» **EXERCISE**
Retype every entry in its entirety, without alteration.

» **DATASET RECORDS**
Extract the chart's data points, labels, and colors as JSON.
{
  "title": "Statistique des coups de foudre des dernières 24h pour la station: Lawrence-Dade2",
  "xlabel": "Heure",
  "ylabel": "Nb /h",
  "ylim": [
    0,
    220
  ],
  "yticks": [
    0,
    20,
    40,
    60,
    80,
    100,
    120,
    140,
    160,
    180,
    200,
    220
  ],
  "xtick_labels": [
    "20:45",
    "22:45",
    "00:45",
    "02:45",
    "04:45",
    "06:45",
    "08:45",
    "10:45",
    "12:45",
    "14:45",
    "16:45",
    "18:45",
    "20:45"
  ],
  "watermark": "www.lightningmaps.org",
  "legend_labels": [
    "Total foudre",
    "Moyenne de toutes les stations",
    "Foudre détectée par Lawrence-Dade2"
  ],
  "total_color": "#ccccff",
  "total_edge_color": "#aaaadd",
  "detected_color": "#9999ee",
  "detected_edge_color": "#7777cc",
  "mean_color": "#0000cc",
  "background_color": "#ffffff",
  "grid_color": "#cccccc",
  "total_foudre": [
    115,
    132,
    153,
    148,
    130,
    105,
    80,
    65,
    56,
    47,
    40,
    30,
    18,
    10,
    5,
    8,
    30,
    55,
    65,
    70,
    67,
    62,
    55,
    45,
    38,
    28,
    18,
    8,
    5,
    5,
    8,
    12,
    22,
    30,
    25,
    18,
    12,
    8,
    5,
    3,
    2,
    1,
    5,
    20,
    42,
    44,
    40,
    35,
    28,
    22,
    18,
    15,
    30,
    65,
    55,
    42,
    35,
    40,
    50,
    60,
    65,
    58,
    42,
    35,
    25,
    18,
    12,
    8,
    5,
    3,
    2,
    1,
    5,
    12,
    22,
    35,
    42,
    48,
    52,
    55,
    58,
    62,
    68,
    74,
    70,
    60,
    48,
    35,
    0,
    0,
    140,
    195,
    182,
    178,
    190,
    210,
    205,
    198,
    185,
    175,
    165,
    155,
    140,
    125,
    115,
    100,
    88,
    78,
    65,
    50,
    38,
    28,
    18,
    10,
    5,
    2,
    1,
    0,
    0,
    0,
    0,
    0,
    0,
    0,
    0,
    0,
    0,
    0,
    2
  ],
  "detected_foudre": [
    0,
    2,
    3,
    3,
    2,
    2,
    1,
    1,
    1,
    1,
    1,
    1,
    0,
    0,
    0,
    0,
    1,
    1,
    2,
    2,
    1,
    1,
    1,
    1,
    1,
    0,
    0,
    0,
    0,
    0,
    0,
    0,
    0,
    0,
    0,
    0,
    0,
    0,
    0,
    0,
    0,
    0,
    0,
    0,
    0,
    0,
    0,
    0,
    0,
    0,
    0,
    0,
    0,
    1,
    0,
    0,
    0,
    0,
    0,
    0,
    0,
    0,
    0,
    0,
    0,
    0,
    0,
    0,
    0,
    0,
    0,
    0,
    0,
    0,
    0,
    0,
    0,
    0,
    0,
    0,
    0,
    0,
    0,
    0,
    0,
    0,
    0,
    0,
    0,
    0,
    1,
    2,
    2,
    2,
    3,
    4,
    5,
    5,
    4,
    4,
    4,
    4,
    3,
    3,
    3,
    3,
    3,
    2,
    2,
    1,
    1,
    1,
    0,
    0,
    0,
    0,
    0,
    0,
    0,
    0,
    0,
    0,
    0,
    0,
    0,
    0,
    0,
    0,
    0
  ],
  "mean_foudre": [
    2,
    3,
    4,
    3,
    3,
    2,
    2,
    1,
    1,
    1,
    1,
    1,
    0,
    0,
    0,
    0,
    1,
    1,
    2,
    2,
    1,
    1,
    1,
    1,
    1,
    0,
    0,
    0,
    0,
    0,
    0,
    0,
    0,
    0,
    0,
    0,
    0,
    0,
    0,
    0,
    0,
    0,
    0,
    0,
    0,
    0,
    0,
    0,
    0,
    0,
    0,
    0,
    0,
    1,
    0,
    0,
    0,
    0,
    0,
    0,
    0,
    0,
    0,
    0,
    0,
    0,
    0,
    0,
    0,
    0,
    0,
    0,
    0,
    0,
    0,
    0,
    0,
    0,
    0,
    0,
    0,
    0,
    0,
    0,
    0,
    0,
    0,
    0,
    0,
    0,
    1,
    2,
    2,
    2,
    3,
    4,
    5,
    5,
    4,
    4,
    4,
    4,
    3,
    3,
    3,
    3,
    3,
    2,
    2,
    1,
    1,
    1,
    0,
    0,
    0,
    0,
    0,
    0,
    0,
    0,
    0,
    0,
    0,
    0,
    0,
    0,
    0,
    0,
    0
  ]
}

» **RESULT BELOW**
Extract the chart's data points, labels, and colors as JSON.
{
  "title": "Statistique des coups de foudre des dernières 24h pour la station: Lawrence-Dade2",
  "xlabel": "Heure",
  "ylabel": "Nb /h",
  "ylim": [
    0,
    220
  ],
  "yticks": [
    0,
    20,
    40,
    60,
    80,
    100,
    120,
    140,
    160,
    180,
    200,
    220
  ],
  "xtick_labels": [
    "20:45",
    "22:45",
    "00:45",
    "02:45",
    "04:45",
    "06:45",
    "08:45",
    "10:45",
    "12:45",
    "14:45",
    "16:45",
    "18:45",
    "20:45"
  ],
  "watermark": "www.lightningmaps.org",
  "legend_labels": [
    "Total foudre",
    "Moyenne de toutes les stations",
    "Foudre détectée par Lawrence-Dade2"
  ],
  "total_color": "#ccccff",
  "total_edge_color": "#aaaadd",
  "detected_color": "#9999ee",
  "detected_edge_color": "#7777cc",
  "mean_color": "#0000cc",
  "background_color": "#ffffff",
  "grid_color": "#cccccc",
  "total_foudre": [
    115,
    132,
    153,
    148,
    130,
    105,
    80,
    65,
    56,
    47,
    40,
    30,
    18,
    10,
    5,
    8,
    30,
    55,
    65,
    70,
    67,
    62,
    55,
    45,
    38,
    28,
    18,
    8,
    5,
    5,
    8,
    12,
    22,
    30,
    25,
    18,
    12,
    8,
    5,
    3,
    2,
    1,
    5,
    20,
    42,
    44,
    40,
    35,
    28,
    22,
    18,
    15,
    30,
    65,
    55,
    42,
    35,
    40,
    50,
    60,
    65,
    58,
    42,
    35,
    25,
    18,
    12,
    8,
    5,
    3,
    2,
    1,
    5,
    12,
    22,
    35,
    42,
    48,
    52,
    55,
    58,
    62,
    68,
    74,
    70,
    60,
    48,
    35,
    0,
    0,
    140,
    195,
    182,
    178,
    190,
    210,
    205,
    198,
    185,
    175,
    165,
    155,
    140,
    125,
    115,
    100,
    88,
    78,
    65,
    50,
    38,
    28,
    18,
    10,
    5,
    2,
    1,
    0,
    0,
    0,
    0,
    0,
    0,
    0,
    0,
    0,
    0,
    0,
    2
  ],
  "detected_foudre": [
    0,
    2,
    3,
    3,
    2,
    2,
    1,
    1,
    1,
    1,
    1,
    1,
    0,
    0,
    0,
    0,
    1,
    1,
    2,
    2,
    1,
    1,
    1,
    1,
    1,
    0,
    0,
    0,
    0,
    0,
    0,
    0,
    0,
    0,
    0,
    0,
    0,
    0,
    0,
    0,
    0,
    0,
    0,
    0,
    0,
    0,
    0,
    0,
    0,
    0,
    0,
    0,
    0,
    1,
    0,
    0,
    0,
    0,
    0,
    0,
    0,
    0,
    0,
    0,
    0,
    0,
    0,
    0,
    0,
    0,
    0,
    0,
    0,
    0,
    0,
    0,
    0,
    0,
    0,
    0,
    0,
    0,
    0,
    0,
    0,
    0,
    0,
    0,
    0,
    0,
    1,
    2,
    2,
    2,
    3,
    4,
    5,
    5,
    4,
    4,
    4,
    4,
    3,
    3,
    3,
    3,
    3,
    2,
    2,
    1,
    1,
    1,
    0,
    0,
    0,
    0,
    0,
    0,
    0,
    0,
    0,
    0,
    0,
    0,
    0,
    0,
    0,
    0,
    0
  ],
  "mean_foudre": [
    2,
    3,
    4,
    3,
    3,
    2,
    2,
    1,
    1,
    1,
    1,
    1,
    0,
    0,
    0,
    0,
    1,
    1,
    2,
    2,
    1,
    1,
    1,
    1,
    1,
    0,
    0,
    0,
    0,
    0,
    0,
    0,
    0,
    0,
    0,
    0,
    0,
    0,
    0,
    0,
    0,
    0,
    0,
    0,
    0,
    0,
    0,
    0,
    0,
    0,
    0,
    0,
    0,
    1,
    0,
    0,
    0,
    0,
    0,
    0,
    0,
    0,
    0,
    0,
    0,
    0,
    0,
    0,
    0,
    0,
    0,
    0,
    0,
    0,
    0,
    0,
    0,
    0,
    0,
    0,
    0,
    0,
    0,
    0,
    0,
    0,
    0,
    0,
    0,
    0,
    1,
    2,
    2,
    2,
    3,
    4,
    5,
    5,
    4,
    4,
    4,
    4,
    3,
    3,
    3,
    3,
    3,
    2,
    2,
    1,
    1,
    1,
    0,
    0,
    0,
    0,
    0,
    0,
    0,
    0,
    0,
    0,
    0,
    0,
    0,
    0,
    0,
    0,
    0
  ]
}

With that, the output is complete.